Pick out the lines containing "this".

((

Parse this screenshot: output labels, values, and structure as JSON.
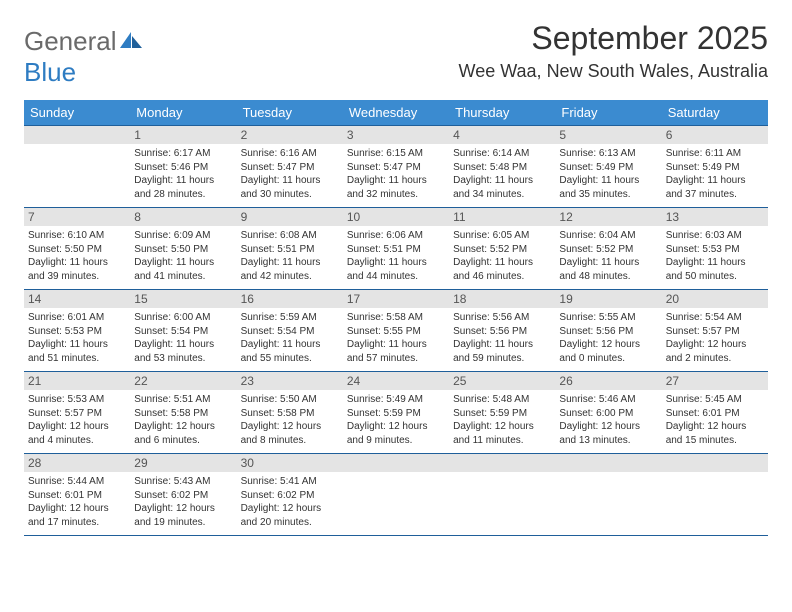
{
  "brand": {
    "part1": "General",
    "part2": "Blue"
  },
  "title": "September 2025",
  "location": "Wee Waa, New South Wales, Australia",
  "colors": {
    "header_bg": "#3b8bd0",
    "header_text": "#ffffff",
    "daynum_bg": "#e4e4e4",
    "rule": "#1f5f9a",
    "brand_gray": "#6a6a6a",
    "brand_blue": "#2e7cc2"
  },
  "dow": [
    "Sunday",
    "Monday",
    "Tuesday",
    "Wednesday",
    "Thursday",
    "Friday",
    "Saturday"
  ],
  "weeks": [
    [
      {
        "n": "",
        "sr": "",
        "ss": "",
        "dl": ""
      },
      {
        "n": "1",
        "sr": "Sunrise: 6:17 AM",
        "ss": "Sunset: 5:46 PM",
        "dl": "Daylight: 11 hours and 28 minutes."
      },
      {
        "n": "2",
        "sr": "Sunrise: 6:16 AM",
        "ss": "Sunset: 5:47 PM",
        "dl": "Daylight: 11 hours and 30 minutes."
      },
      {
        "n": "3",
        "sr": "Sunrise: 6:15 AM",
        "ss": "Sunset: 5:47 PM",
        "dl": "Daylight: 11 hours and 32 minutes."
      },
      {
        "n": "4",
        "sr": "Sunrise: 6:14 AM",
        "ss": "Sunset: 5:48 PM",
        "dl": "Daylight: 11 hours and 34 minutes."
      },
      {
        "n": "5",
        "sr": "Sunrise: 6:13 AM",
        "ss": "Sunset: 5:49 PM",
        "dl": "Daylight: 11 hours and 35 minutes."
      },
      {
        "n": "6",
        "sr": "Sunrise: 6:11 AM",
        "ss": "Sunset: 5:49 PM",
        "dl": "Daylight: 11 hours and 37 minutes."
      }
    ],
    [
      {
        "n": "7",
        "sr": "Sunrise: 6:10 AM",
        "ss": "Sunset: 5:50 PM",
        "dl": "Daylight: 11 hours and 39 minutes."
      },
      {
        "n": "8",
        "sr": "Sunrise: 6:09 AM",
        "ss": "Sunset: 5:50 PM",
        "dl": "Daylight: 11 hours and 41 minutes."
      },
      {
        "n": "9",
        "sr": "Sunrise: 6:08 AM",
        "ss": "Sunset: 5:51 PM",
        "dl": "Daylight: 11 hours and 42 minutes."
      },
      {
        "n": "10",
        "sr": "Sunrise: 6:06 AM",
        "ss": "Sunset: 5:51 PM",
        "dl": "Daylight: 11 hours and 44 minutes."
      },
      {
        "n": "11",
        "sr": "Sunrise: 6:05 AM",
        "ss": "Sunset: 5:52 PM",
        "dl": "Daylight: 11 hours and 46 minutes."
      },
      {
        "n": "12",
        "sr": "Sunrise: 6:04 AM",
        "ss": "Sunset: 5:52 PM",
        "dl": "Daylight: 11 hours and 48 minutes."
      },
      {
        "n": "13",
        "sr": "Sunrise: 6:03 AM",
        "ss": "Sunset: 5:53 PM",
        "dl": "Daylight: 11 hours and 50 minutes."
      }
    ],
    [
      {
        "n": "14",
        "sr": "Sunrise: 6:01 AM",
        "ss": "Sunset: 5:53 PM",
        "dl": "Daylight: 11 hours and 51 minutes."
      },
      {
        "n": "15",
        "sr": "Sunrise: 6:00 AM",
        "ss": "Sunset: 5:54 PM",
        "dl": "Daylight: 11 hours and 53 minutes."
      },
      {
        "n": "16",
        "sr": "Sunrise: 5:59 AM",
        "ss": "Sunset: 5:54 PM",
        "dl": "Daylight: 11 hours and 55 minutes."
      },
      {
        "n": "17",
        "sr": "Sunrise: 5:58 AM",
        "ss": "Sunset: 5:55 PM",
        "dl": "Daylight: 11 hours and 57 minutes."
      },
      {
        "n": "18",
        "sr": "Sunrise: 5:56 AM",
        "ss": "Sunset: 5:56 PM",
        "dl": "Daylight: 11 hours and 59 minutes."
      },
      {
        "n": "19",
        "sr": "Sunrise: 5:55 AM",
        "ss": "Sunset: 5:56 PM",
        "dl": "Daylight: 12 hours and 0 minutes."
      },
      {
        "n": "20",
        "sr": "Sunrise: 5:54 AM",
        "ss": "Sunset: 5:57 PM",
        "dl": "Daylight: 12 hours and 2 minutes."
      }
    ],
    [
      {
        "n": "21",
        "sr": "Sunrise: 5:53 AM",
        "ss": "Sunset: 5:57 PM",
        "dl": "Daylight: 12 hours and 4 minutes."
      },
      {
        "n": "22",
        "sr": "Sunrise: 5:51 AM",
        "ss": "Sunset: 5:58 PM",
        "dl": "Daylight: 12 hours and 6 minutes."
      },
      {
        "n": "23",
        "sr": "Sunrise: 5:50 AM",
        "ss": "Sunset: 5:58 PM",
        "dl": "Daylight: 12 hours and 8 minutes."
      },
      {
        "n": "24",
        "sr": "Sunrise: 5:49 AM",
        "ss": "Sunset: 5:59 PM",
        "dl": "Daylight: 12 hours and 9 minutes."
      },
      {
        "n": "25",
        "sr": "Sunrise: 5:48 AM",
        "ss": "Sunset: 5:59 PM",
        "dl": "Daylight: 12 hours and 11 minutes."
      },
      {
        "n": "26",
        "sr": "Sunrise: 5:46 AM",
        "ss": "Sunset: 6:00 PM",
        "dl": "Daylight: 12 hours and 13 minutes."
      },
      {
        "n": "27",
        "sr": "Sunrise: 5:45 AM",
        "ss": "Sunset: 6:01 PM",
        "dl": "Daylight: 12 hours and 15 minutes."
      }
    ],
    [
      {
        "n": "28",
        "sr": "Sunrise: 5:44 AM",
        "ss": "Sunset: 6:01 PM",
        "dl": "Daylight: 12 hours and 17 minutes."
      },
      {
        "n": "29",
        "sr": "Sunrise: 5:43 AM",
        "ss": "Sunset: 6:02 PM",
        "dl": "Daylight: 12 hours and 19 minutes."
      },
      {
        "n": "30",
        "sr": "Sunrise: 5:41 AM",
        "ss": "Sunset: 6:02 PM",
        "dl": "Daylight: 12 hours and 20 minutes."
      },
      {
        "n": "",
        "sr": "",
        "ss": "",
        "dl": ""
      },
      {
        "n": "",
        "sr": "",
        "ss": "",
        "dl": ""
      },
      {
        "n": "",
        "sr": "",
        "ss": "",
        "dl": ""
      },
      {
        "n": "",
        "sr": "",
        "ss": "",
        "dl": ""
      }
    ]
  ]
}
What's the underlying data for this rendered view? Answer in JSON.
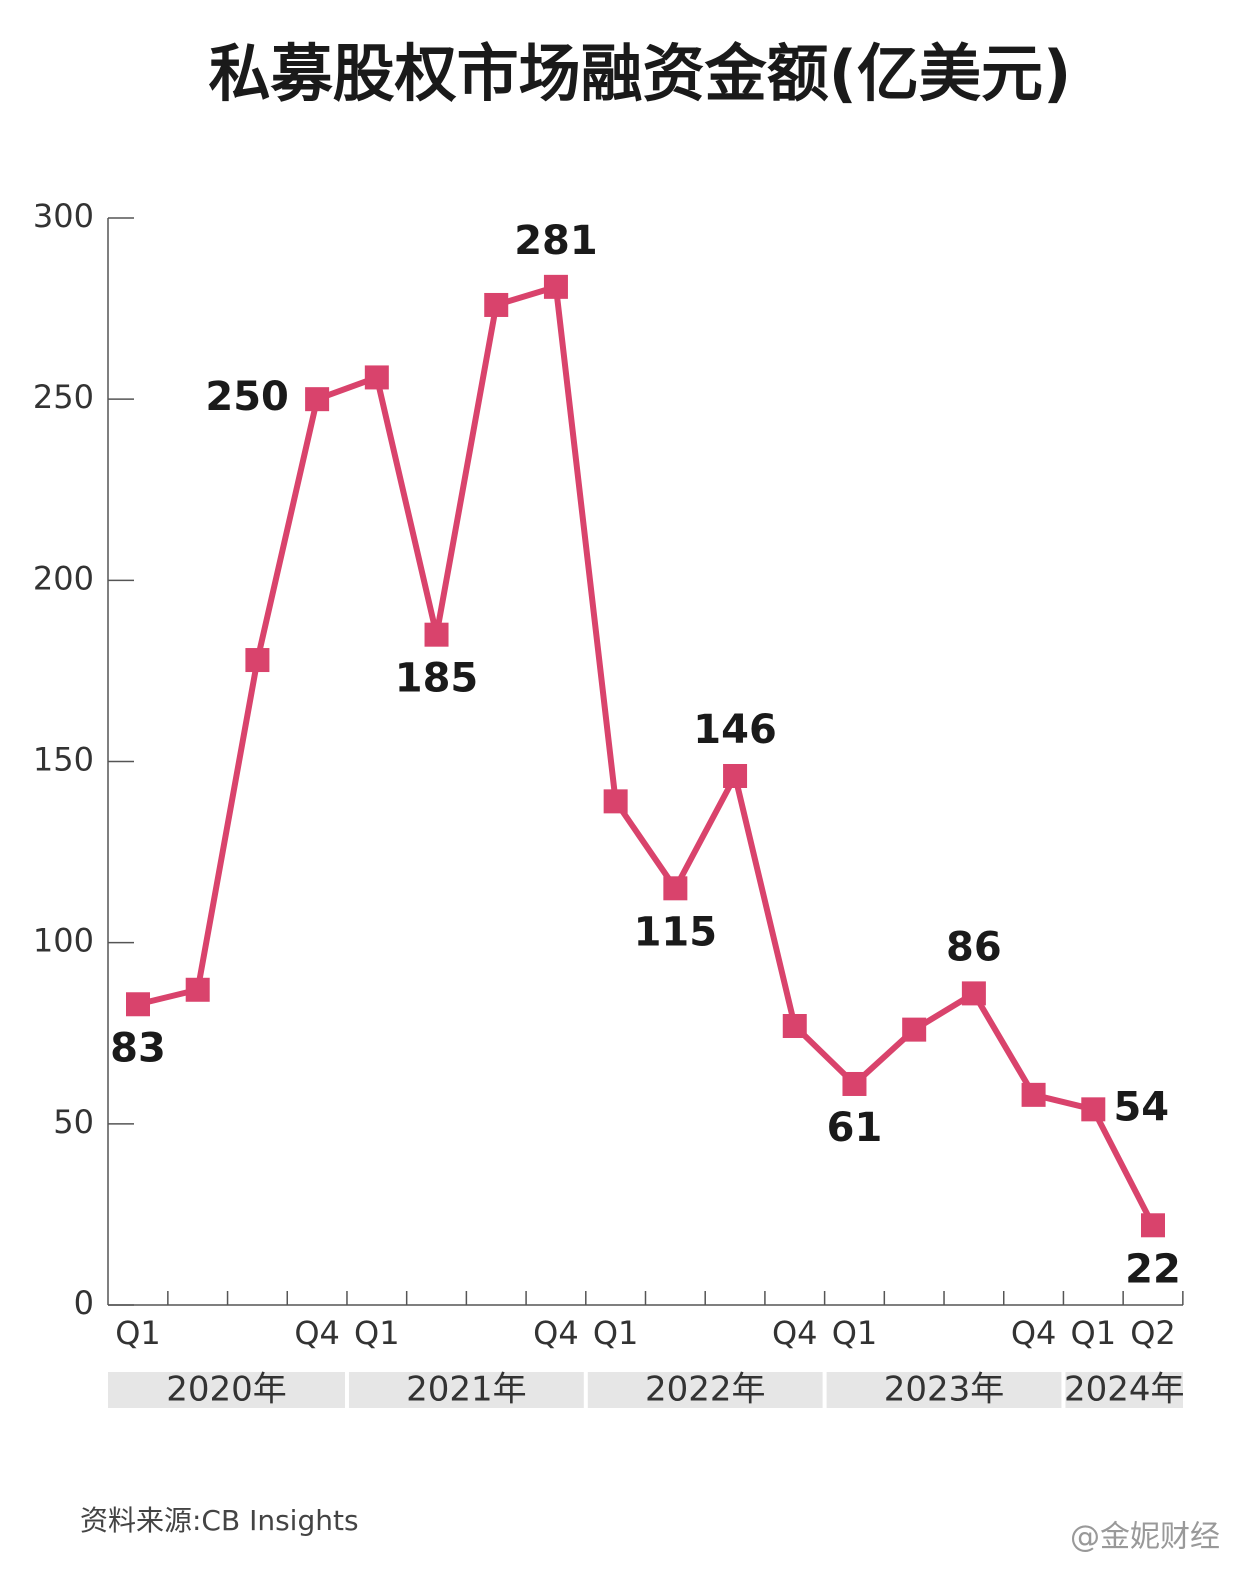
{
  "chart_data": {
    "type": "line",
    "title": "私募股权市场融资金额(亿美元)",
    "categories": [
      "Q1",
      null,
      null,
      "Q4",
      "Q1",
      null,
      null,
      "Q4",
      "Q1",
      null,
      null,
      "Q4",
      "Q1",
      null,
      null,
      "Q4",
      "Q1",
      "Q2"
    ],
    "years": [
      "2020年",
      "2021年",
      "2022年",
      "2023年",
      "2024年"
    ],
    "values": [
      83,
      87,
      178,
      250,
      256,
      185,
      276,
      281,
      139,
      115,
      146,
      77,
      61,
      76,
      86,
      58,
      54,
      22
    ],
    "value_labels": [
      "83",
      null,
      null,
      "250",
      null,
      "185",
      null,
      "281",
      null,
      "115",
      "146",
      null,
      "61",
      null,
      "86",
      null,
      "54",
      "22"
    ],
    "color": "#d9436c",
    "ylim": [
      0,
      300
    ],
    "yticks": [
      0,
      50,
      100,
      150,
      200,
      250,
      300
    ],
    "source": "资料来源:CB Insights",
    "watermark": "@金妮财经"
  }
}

))
((

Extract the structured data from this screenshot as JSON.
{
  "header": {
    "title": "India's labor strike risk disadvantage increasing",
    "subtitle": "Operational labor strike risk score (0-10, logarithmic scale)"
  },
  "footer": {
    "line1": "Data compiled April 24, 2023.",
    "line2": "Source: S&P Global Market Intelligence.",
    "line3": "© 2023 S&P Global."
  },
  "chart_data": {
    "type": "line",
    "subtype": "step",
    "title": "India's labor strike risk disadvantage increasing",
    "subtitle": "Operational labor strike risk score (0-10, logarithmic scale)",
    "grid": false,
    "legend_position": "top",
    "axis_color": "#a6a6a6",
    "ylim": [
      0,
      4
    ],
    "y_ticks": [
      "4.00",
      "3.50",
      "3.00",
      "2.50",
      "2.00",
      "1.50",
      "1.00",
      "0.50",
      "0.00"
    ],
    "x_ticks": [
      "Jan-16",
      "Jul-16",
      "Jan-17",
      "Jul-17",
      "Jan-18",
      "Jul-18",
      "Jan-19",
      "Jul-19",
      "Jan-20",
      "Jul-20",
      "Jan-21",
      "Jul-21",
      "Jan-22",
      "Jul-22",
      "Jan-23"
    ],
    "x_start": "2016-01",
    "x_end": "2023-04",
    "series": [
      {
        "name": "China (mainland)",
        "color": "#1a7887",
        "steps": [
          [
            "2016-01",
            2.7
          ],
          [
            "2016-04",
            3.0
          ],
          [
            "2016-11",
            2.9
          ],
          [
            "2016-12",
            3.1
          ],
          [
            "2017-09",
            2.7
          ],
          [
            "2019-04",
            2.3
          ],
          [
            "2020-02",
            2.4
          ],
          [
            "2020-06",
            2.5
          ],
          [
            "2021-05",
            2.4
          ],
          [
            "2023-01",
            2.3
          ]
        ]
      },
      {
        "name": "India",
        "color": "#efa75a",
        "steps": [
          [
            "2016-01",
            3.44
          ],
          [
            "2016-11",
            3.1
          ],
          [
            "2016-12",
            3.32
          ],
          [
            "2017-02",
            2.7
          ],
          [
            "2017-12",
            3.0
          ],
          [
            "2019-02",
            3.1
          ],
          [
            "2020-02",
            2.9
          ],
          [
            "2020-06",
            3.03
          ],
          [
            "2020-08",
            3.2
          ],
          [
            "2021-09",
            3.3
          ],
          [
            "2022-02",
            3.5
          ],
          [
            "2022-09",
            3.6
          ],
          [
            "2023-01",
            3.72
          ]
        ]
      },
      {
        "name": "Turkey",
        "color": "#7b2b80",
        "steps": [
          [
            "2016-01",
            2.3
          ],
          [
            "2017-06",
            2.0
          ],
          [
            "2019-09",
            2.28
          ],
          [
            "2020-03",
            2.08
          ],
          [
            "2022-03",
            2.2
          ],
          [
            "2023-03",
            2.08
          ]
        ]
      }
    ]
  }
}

))
((

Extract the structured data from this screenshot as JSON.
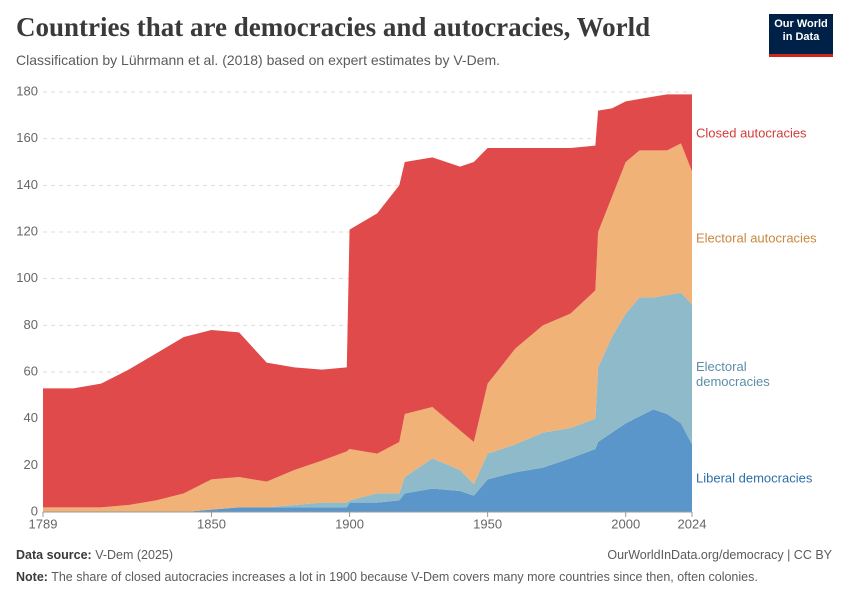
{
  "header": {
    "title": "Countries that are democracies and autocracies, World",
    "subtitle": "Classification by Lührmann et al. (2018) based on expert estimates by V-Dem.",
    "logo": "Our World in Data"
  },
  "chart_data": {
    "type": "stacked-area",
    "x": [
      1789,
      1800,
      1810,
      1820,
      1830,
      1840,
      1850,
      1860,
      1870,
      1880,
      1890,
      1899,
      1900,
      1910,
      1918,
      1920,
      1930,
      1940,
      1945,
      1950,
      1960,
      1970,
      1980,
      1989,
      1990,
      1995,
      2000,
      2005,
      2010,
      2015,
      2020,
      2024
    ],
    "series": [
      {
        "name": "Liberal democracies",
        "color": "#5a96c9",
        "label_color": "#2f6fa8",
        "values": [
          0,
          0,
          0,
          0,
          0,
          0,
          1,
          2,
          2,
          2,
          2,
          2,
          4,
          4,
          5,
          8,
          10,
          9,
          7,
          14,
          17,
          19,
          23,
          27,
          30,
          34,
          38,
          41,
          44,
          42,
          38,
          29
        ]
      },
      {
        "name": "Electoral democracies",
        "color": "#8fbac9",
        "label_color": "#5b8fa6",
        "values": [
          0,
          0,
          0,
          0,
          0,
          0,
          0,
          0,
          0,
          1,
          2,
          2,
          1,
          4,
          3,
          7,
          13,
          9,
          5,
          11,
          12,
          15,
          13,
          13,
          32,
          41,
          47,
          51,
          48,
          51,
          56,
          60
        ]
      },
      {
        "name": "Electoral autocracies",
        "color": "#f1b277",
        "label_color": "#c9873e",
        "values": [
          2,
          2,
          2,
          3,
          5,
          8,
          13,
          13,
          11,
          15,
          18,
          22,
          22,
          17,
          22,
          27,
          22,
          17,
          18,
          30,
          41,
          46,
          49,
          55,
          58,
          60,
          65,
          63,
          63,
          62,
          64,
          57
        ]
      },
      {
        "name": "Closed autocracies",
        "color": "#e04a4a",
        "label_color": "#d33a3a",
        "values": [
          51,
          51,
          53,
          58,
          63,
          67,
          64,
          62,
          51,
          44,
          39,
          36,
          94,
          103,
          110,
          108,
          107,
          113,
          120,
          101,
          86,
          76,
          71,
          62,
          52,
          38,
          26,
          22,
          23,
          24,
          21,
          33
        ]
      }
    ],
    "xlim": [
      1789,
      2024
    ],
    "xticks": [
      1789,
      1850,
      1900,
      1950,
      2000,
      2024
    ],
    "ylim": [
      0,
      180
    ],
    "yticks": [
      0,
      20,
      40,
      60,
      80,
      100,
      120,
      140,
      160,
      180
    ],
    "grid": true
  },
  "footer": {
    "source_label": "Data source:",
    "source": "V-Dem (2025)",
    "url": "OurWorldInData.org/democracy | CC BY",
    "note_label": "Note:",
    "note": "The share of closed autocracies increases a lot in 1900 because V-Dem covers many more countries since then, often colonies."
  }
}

))

[The solution]
Parse this screenshot: output labels, values, and structure as JSON.
What's the underlying data for this rendered view? Answer in JSON.
Extract the structured data from this screenshot as JSON.
Extract the structured data from this screenshot as JSON.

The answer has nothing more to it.